(Some records)
- - - - -
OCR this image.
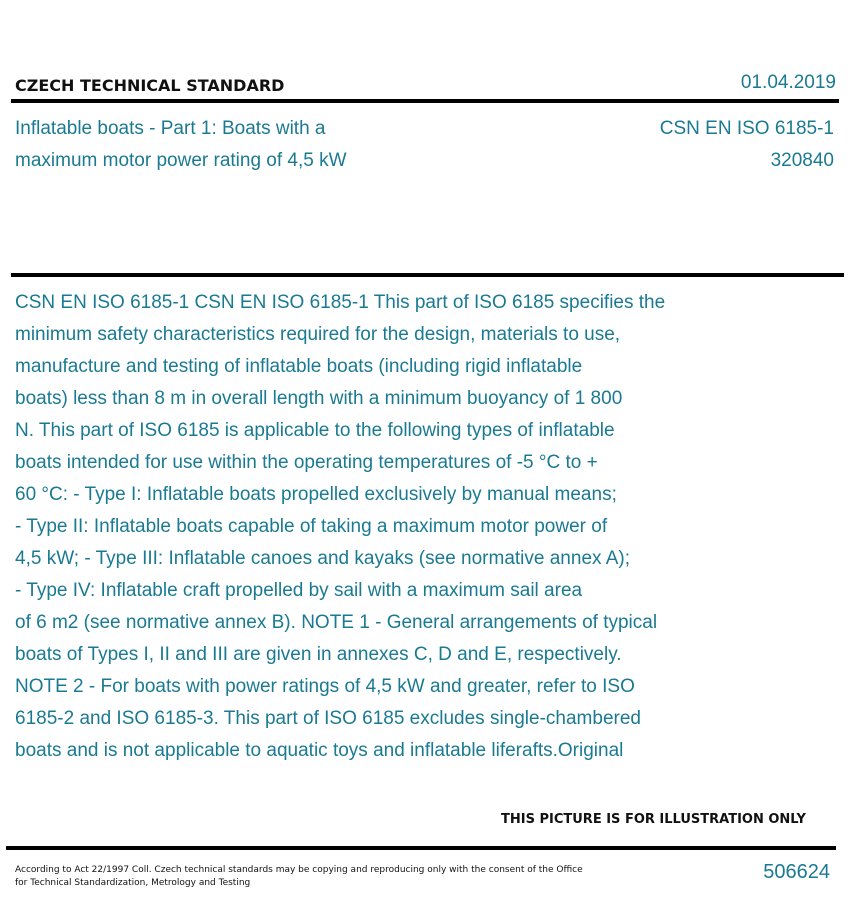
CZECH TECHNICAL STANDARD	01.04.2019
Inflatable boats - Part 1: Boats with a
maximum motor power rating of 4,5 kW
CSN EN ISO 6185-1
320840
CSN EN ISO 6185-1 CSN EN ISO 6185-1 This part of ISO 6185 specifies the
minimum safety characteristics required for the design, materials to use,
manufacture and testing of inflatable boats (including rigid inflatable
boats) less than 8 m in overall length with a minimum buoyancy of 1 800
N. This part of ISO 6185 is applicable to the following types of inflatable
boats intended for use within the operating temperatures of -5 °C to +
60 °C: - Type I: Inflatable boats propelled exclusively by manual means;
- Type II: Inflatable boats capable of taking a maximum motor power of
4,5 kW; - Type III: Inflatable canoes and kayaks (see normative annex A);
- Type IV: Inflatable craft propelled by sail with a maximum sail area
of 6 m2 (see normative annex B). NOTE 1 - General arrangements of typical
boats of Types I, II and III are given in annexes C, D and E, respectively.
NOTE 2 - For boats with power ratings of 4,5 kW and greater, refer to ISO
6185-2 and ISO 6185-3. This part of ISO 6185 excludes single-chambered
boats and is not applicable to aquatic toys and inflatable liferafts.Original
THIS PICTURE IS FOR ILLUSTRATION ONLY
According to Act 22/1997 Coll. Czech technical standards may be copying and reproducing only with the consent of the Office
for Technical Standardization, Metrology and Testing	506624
- - - - -
Repeat each entry exactly as given; no pictures belong in the copy.

Result of this exercise:
OCR this image.
CZECH TECHNICAL STANDARD	01.04.2019
Inflatable boats - Part 1: Boats with a
maximum motor power rating of 4,5 kW
CSN EN ISO 6185-1
320840
CSN EN ISO 6185-1 CSN EN ISO 6185-1 This part of ISO 6185 specifies the
minimum safety characteristics required for the design, materials to use,
manufacture and testing of inflatable boats (including rigid inflatable
boats) less than 8 m in overall length with a minimum buoyancy of 1 800
N. This part of ISO 6185 is applicable to the following types of inflatable
boats intended for use within the operating temperatures of -5 °C to +
60 °C: - Type I: Inflatable boats propelled exclusively by manual means;
- Type II: Inflatable boats capable of taking a maximum motor power of
4,5 kW; - Type III: Inflatable canoes and kayaks (see normative annex A);
- Type IV: Inflatable craft propelled by sail with a maximum sail area
of 6 m2 (see normative annex B). NOTE 1 - General arrangements of typical
boats of Types I, II and III are given in annexes C, D and E, respectively.
NOTE 2 - For boats with power ratings of 4,5 kW and greater, refer to ISO
6185-2 and ISO 6185-3. This part of ISO 6185 excludes single-chambered
boats and is not applicable to aquatic toys and inflatable liferafts.Original
THIS PICTURE IS FOR ILLUSTRATION ONLY
According to Act 22/1997 Coll. Czech technical standards may be copying and reproducing only with the consent of the Office
for Technical Standardization, Metrology and Testing	506624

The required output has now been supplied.